[To be done] Lines that include the word "Copolymer" are the ones to copy.

[Given information]
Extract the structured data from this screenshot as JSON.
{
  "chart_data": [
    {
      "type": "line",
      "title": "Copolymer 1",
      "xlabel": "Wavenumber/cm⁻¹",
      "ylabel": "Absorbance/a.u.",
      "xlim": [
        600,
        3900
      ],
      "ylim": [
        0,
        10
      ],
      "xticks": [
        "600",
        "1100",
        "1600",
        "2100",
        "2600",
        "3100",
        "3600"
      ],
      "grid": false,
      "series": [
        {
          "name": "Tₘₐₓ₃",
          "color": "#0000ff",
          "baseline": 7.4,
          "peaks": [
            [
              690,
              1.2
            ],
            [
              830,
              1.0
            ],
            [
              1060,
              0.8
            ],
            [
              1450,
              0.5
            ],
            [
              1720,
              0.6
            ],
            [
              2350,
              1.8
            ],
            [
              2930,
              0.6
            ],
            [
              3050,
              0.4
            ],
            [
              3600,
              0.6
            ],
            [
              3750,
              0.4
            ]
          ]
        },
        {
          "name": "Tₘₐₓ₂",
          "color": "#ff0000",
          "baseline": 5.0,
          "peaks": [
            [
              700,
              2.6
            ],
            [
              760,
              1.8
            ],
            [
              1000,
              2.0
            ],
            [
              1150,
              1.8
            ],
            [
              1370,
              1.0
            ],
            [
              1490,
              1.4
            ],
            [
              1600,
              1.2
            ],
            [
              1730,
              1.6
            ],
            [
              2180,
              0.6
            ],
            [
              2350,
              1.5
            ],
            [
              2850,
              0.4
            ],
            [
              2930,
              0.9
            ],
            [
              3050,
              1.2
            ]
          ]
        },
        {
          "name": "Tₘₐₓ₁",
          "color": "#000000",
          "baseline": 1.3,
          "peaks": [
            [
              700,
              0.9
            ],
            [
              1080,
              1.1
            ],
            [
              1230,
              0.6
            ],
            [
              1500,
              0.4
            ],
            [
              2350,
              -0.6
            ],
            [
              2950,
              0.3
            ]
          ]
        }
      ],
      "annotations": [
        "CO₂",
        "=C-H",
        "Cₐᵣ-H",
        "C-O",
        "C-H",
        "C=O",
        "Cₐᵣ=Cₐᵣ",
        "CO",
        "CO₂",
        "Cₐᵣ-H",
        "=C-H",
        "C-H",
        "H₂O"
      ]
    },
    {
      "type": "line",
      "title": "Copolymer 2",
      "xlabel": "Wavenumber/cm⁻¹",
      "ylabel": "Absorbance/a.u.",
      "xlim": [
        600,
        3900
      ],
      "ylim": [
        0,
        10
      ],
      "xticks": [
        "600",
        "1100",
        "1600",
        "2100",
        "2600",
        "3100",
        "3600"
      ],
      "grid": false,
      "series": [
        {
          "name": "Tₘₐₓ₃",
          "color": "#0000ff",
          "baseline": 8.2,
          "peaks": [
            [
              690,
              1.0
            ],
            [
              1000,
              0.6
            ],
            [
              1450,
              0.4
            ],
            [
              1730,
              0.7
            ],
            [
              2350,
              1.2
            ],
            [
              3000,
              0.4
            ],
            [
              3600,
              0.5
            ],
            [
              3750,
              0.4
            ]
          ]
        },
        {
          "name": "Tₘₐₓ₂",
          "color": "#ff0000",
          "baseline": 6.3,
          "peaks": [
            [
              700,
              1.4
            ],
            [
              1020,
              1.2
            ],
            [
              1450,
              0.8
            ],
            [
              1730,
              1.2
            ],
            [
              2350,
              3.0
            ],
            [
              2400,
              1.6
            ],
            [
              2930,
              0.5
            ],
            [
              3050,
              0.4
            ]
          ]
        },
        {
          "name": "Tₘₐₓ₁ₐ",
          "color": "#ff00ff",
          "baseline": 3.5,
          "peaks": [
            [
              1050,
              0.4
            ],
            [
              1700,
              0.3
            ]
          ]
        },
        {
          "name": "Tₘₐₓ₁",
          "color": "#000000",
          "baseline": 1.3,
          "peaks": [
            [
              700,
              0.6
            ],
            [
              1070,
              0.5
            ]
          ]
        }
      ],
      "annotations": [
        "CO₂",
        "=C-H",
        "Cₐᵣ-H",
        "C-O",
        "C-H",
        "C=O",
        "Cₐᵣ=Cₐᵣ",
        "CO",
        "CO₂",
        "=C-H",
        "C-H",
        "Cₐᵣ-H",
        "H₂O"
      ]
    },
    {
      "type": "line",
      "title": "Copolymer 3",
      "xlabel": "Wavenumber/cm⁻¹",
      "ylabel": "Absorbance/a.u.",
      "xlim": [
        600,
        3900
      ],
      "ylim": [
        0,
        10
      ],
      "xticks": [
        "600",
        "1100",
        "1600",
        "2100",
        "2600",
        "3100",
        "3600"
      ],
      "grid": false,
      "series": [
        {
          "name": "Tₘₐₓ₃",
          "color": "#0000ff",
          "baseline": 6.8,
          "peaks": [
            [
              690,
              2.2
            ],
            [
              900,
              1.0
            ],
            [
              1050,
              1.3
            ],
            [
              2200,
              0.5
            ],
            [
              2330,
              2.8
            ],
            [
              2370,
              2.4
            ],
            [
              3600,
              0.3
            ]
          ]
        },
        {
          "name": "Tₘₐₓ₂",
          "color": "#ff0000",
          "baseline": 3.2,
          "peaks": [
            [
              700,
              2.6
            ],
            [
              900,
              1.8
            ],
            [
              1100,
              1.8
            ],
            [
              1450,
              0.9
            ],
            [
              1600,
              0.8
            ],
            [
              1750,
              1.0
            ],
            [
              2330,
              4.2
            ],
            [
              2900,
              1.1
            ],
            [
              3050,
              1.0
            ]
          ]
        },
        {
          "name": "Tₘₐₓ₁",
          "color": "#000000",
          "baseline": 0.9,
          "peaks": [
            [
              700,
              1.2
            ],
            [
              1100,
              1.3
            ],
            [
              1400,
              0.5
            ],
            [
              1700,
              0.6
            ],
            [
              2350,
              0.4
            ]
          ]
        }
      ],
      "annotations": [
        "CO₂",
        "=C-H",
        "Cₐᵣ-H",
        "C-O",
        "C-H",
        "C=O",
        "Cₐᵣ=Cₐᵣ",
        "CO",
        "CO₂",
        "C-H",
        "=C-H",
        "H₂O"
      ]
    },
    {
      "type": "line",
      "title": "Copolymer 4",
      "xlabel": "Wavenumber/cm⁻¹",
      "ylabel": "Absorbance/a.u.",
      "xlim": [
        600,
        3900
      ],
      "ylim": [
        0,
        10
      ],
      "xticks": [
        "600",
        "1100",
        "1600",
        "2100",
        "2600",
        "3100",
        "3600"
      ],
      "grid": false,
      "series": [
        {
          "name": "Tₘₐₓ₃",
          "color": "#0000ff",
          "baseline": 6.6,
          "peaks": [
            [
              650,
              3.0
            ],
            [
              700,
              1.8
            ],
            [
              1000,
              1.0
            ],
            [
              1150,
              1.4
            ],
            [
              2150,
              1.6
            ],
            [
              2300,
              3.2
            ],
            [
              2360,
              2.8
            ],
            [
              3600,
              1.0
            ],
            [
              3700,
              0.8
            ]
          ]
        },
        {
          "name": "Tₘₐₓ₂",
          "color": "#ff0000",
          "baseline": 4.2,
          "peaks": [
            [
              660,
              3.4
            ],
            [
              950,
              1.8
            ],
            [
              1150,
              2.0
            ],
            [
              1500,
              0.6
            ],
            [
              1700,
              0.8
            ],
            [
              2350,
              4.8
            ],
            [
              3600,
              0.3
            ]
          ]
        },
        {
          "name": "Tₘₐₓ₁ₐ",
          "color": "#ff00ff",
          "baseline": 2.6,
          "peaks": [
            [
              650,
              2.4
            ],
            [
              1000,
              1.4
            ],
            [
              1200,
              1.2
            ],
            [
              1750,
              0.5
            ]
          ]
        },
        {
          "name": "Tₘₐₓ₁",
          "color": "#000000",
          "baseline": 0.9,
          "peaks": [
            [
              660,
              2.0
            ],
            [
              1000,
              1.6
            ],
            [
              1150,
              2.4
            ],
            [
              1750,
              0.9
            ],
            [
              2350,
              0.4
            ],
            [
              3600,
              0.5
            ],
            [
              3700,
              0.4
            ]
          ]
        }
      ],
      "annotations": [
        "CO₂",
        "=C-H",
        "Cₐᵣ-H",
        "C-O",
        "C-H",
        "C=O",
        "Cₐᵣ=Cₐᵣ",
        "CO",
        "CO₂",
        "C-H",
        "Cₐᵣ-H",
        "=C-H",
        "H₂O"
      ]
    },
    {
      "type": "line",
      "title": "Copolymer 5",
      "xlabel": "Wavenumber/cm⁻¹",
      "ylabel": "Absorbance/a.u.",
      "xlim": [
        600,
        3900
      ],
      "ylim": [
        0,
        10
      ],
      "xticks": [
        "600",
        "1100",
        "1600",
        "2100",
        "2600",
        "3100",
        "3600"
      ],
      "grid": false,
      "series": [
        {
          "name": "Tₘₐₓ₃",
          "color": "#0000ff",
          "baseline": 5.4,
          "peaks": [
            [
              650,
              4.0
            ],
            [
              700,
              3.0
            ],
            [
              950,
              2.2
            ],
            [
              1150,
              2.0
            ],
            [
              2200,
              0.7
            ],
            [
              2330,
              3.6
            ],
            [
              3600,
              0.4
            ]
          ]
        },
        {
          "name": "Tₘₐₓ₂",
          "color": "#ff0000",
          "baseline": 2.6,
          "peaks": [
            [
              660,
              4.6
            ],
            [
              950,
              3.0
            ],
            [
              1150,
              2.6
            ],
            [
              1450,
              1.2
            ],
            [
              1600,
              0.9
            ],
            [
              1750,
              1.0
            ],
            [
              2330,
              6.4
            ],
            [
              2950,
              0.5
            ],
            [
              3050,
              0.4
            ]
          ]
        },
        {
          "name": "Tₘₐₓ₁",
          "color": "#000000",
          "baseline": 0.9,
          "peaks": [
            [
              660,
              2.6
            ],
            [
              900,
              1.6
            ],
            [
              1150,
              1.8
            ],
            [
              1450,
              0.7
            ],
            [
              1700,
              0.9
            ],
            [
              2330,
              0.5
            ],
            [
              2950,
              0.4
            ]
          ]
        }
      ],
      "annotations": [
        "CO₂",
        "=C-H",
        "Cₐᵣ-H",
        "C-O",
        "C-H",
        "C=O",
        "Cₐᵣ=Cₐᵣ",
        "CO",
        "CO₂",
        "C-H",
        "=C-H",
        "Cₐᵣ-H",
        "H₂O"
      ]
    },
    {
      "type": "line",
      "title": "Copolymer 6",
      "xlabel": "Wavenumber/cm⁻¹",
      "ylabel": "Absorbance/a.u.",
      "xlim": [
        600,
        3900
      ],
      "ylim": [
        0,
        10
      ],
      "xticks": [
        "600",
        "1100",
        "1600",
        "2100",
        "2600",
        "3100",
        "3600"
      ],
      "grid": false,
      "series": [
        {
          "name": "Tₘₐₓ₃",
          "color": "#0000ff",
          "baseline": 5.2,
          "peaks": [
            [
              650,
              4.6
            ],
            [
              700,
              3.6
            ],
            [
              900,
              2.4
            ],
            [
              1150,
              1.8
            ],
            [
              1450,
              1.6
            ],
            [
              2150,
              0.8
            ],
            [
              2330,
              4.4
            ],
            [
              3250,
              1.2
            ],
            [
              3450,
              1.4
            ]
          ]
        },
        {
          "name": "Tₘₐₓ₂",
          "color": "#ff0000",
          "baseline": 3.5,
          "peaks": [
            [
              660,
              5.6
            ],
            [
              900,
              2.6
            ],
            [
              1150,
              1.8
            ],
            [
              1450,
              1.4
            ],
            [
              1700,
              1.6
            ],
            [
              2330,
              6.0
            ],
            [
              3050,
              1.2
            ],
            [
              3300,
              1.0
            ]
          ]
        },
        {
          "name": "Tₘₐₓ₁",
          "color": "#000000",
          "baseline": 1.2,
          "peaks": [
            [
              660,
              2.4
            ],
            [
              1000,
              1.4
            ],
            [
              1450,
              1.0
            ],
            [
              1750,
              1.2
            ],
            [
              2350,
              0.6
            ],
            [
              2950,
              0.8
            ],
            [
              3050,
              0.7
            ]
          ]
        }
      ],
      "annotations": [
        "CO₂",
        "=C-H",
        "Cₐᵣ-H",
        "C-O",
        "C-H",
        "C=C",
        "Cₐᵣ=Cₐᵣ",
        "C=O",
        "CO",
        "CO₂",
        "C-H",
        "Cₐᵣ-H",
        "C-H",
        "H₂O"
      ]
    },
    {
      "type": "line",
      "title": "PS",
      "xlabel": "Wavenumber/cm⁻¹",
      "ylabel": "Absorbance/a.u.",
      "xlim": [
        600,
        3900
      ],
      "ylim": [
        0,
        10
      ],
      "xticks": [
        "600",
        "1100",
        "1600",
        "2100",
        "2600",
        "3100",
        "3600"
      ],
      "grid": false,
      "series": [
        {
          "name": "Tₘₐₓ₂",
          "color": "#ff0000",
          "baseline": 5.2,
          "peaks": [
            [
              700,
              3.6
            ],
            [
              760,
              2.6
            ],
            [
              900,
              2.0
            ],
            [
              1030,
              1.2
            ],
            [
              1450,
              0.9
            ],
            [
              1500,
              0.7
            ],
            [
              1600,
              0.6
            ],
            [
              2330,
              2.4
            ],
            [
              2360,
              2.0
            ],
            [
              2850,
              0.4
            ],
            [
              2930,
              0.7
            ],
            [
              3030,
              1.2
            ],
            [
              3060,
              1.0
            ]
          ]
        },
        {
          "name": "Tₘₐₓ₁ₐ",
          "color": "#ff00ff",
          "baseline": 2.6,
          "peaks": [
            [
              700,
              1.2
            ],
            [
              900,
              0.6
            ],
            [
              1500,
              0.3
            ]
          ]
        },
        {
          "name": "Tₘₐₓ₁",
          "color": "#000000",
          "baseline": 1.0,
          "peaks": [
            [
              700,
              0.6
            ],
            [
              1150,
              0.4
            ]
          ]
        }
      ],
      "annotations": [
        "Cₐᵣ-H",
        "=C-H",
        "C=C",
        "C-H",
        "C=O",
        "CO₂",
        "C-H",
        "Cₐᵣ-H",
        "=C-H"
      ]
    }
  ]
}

[Correct output]
      "title": "Copolymer 1",
      "title": "Copolymer 2",
      "title": "Copolymer 3",
      "title": "Copolymer 4",
      "title": "Copolymer 5",
      "title": "Copolymer 6",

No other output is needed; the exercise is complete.